--- Start ---

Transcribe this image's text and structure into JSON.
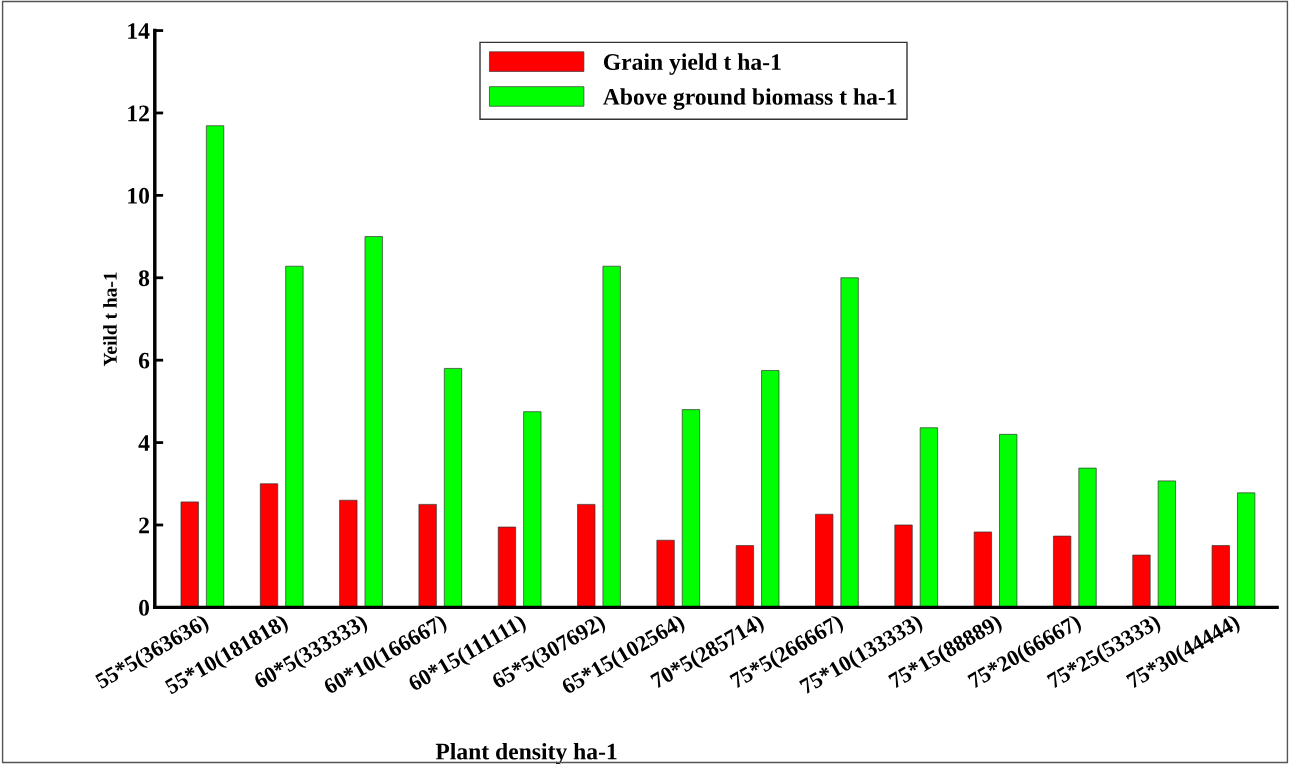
{
  "chart_data": {
    "type": "bar",
    "xlabel": "Plant density ha-1",
    "ylabel": "Yeild t ha-1",
    "categories": [
      "55*5(363636)",
      "55*10(181818)",
      "60*5(333333)",
      "60*10(166667)",
      "60*15(111111)",
      "65*5(307692)",
      "65*15(102564)",
      "70*5(285714)",
      "75*5(266667)",
      "75*10(133333)",
      "75*15(88889)",
      "75*20(66667)",
      "75*25(53333)",
      "75*30(44444)"
    ],
    "series": [
      {
        "name": "Grain yield t ha-1",
        "color": "#ff0000",
        "values": [
          2.56,
          3.0,
          2.6,
          2.5,
          1.95,
          2.5,
          1.63,
          1.5,
          2.26,
          2.0,
          1.83,
          1.73,
          1.27,
          1.5
        ]
      },
      {
        "name": "Above ground biomass t ha-1",
        "color": "#00ff00",
        "values": [
          11.69,
          8.28,
          9.0,
          5.8,
          4.75,
          8.28,
          4.8,
          5.75,
          8.0,
          4.36,
          4.2,
          3.38,
          3.07,
          2.78
        ]
      }
    ],
    "ylim": [
      0,
      14
    ],
    "yticks": [
      0,
      2,
      4,
      6,
      8,
      10,
      12,
      14
    ],
    "grid": false,
    "legend": "top"
  }
}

--- End ---

→ **STATED EXERCISE**
In the entries above, find each line with the word "name" and show it.

→ **COMPLETE OUTPUT**
        "name": "Grain yield t ha-1",
        "name": "Above ground biomass t ha-1",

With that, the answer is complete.